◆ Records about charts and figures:

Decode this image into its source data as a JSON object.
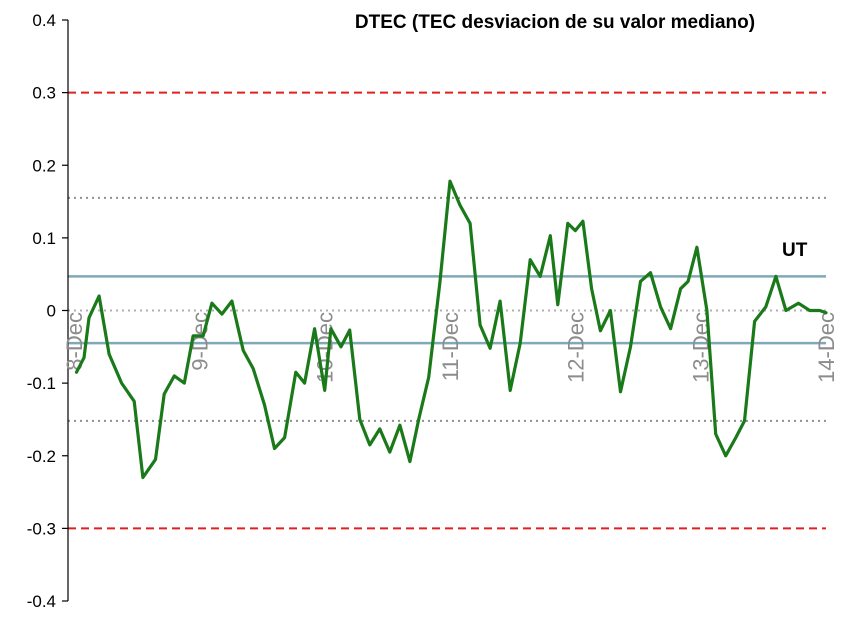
{
  "chart_data": {
    "type": "line",
    "title": "DTEC (TEC desviacion de su valor mediano)",
    "xlabel": "",
    "ylabel": "",
    "ylim": [
      -0.4,
      0.4
    ],
    "yticks": [
      {
        "value": 0.4,
        "label": "0.4"
      },
      {
        "value": 0.3,
        "label": "0.3"
      },
      {
        "value": 0.2,
        "label": "0.2"
      },
      {
        "value": 0.1,
        "label": "0.1"
      },
      {
        "value": 0,
        "label": "0"
      },
      {
        "value": -0.1,
        "label": "-0.1"
      },
      {
        "value": -0.2,
        "label": "-0.2"
      },
      {
        "value": -0.3,
        "label": "-0.3"
      },
      {
        "value": -0.4,
        "label": "-0.4"
      }
    ],
    "xlim": [
      8,
      14
    ],
    "xticks": [
      {
        "value": 8,
        "label": "8-Dec"
      },
      {
        "value": 9,
        "label": "9-Dec"
      },
      {
        "value": 10,
        "label": "10-Dec"
      },
      {
        "value": 11,
        "label": "11-Dec"
      },
      {
        "value": 12,
        "label": "12-Dec"
      },
      {
        "value": 13,
        "label": "13-Dec"
      },
      {
        "value": 14,
        "label": "14-Dec"
      }
    ],
    "grid": false,
    "reference_lines": [
      {
        "y": 0.3,
        "style": "dashed",
        "color": "#e02020"
      },
      {
        "y": -0.3,
        "style": "dashed",
        "color": "#e02020"
      },
      {
        "y": 0.155,
        "style": "dotted",
        "color": "#909090"
      },
      {
        "y": -0.152,
        "style": "dotted",
        "color": "#909090"
      },
      {
        "y": 0.047,
        "style": "solid",
        "color": "#7fa8b8"
      },
      {
        "y": -0.045,
        "style": "solid",
        "color": "#7fa8b8"
      },
      {
        "y": 0,
        "style": "dotted",
        "color": "#b0b0b0"
      }
    ],
    "annotations": [
      {
        "text": "UT",
        "x": 13.75,
        "y": 0.085
      }
    ],
    "series": [
      {
        "color": "#1a7a1a",
        "x": [
          8.02,
          8.08,
          8.12,
          8.2,
          8.28,
          8.38,
          8.48,
          8.55,
          8.65,
          8.72,
          8.8,
          8.88,
          8.95,
          9.03,
          9.1,
          9.18,
          9.26,
          9.35,
          9.43,
          9.52,
          9.6,
          9.68,
          9.77,
          9.84,
          9.92,
          10.0,
          10.05,
          10.13,
          10.2,
          10.28,
          10.36,
          10.44,
          10.52,
          10.6,
          10.68,
          10.75,
          10.83,
          10.92,
          11.0,
          11.08,
          11.16,
          11.24,
          11.32,
          11.4,
          11.48,
          11.56,
          11.64,
          11.72,
          11.8,
          11.86,
          11.94,
          12.0,
          12.06,
          12.13,
          12.2,
          12.28,
          12.36,
          12.44,
          12.52,
          12.6,
          12.68,
          12.76,
          12.84,
          12.9,
          12.97,
          13.05,
          13.12,
          13.2,
          13.28,
          13.35,
          13.43,
          13.52,
          13.6,
          13.68,
          13.78,
          13.87,
          13.95,
          14.0
        ],
        "y": [
          -0.085,
          -0.065,
          -0.01,
          0.02,
          -0.06,
          -0.1,
          -0.125,
          -0.23,
          -0.205,
          -0.115,
          -0.09,
          -0.1,
          -0.035,
          -0.035,
          0.01,
          -0.005,
          0.013,
          -0.055,
          -0.08,
          -0.13,
          -0.19,
          -0.175,
          -0.085,
          -0.1,
          -0.025,
          -0.11,
          -0.025,
          -0.05,
          -0.027,
          -0.15,
          -0.185,
          -0.163,
          -0.195,
          -0.158,
          -0.208,
          -0.15,
          -0.092,
          0.04,
          0.178,
          0.145,
          0.12,
          -0.02,
          -0.052,
          0.013,
          -0.11,
          -0.045,
          0.07,
          0.047,
          0.103,
          0.008,
          0.12,
          0.11,
          0.123,
          0.03,
          -0.028,
          0.0,
          -0.112,
          -0.05,
          0.04,
          0.052,
          0.005,
          -0.025,
          0.03,
          0.04,
          0.087,
          0.0,
          -0.17,
          -0.2,
          -0.175,
          -0.152,
          -0.015,
          0.005,
          0.047,
          0.0,
          0.01,
          0.0,
          0.0,
          -0.003
        ]
      }
    ]
  }
}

◆ JOB: Copy out the records above in full, exactly as written, but not the pictures.

◆ RESULT FOR THIS TASK:
Decode this image into its source data as a JSON object.
{
  "chart_data": {
    "type": "line",
    "title": "DTEC (TEC desviacion de su valor mediano)",
    "xlabel": "",
    "ylabel": "",
    "ylim": [
      -0.4,
      0.4
    ],
    "yticks": [
      {
        "value": 0.4,
        "label": "0.4"
      },
      {
        "value": 0.3,
        "label": "0.3"
      },
      {
        "value": 0.2,
        "label": "0.2"
      },
      {
        "value": 0.1,
        "label": "0.1"
      },
      {
        "value": 0,
        "label": "0"
      },
      {
        "value": -0.1,
        "label": "-0.1"
      },
      {
        "value": -0.2,
        "label": "-0.2"
      },
      {
        "value": -0.3,
        "label": "-0.3"
      },
      {
        "value": -0.4,
        "label": "-0.4"
      }
    ],
    "xlim": [
      8,
      14
    ],
    "xticks": [
      {
        "value": 8,
        "label": "8-Dec"
      },
      {
        "value": 9,
        "label": "9-Dec"
      },
      {
        "value": 10,
        "label": "10-Dec"
      },
      {
        "value": 11,
        "label": "11-Dec"
      },
      {
        "value": 12,
        "label": "12-Dec"
      },
      {
        "value": 13,
        "label": "13-Dec"
      },
      {
        "value": 14,
        "label": "14-Dec"
      }
    ],
    "grid": false,
    "reference_lines": [
      {
        "y": 0.3,
        "style": "dashed",
        "color": "#e02020"
      },
      {
        "y": -0.3,
        "style": "dashed",
        "color": "#e02020"
      },
      {
        "y": 0.155,
        "style": "dotted",
        "color": "#909090"
      },
      {
        "y": -0.152,
        "style": "dotted",
        "color": "#909090"
      },
      {
        "y": 0.047,
        "style": "solid",
        "color": "#7fa8b8"
      },
      {
        "y": -0.045,
        "style": "solid",
        "color": "#7fa8b8"
      },
      {
        "y": 0,
        "style": "dotted",
        "color": "#b0b0b0"
      }
    ],
    "annotations": [
      {
        "text": "UT",
        "x": 13.75,
        "y": 0.085
      }
    ],
    "series": [
      {
        "color": "#1a7a1a",
        "x": [
          8.02,
          8.08,
          8.12,
          8.2,
          8.28,
          8.38,
          8.48,
          8.55,
          8.65,
          8.72,
          8.8,
          8.88,
          8.95,
          9.03,
          9.1,
          9.18,
          9.26,
          9.35,
          9.43,
          9.52,
          9.6,
          9.68,
          9.77,
          9.84,
          9.92,
          10.0,
          10.05,
          10.13,
          10.2,
          10.28,
          10.36,
          10.44,
          10.52,
          10.6,
          10.68,
          10.75,
          10.83,
          10.92,
          11.0,
          11.08,
          11.16,
          11.24,
          11.32,
          11.4,
          11.48,
          11.56,
          11.64,
          11.72,
          11.8,
          11.86,
          11.94,
          12.0,
          12.06,
          12.13,
          12.2,
          12.28,
          12.36,
          12.44,
          12.52,
          12.6,
          12.68,
          12.76,
          12.84,
          12.9,
          12.97,
          13.05,
          13.12,
          13.2,
          13.28,
          13.35,
          13.43,
          13.52,
          13.6,
          13.68,
          13.78,
          13.87,
          13.95,
          14.0
        ],
        "y": [
          -0.085,
          -0.065,
          -0.01,
          0.02,
          -0.06,
          -0.1,
          -0.125,
          -0.23,
          -0.205,
          -0.115,
          -0.09,
          -0.1,
          -0.035,
          -0.035,
          0.01,
          -0.005,
          0.013,
          -0.055,
          -0.08,
          -0.13,
          -0.19,
          -0.175,
          -0.085,
          -0.1,
          -0.025,
          -0.11,
          -0.025,
          -0.05,
          -0.027,
          -0.15,
          -0.185,
          -0.163,
          -0.195,
          -0.158,
          -0.208,
          -0.15,
          -0.092,
          0.04,
          0.178,
          0.145,
          0.12,
          -0.02,
          -0.052,
          0.013,
          -0.11,
          -0.045,
          0.07,
          0.047,
          0.103,
          0.008,
          0.12,
          0.11,
          0.123,
          0.03,
          -0.028,
          0.0,
          -0.112,
          -0.05,
          0.04,
          0.052,
          0.005,
          -0.025,
          0.03,
          0.04,
          0.087,
          0.0,
          -0.17,
          -0.2,
          -0.175,
          -0.152,
          -0.015,
          0.005,
          0.047,
          0.0,
          0.01,
          0.0,
          0.0,
          -0.003
        ]
      }
    ]
  }
}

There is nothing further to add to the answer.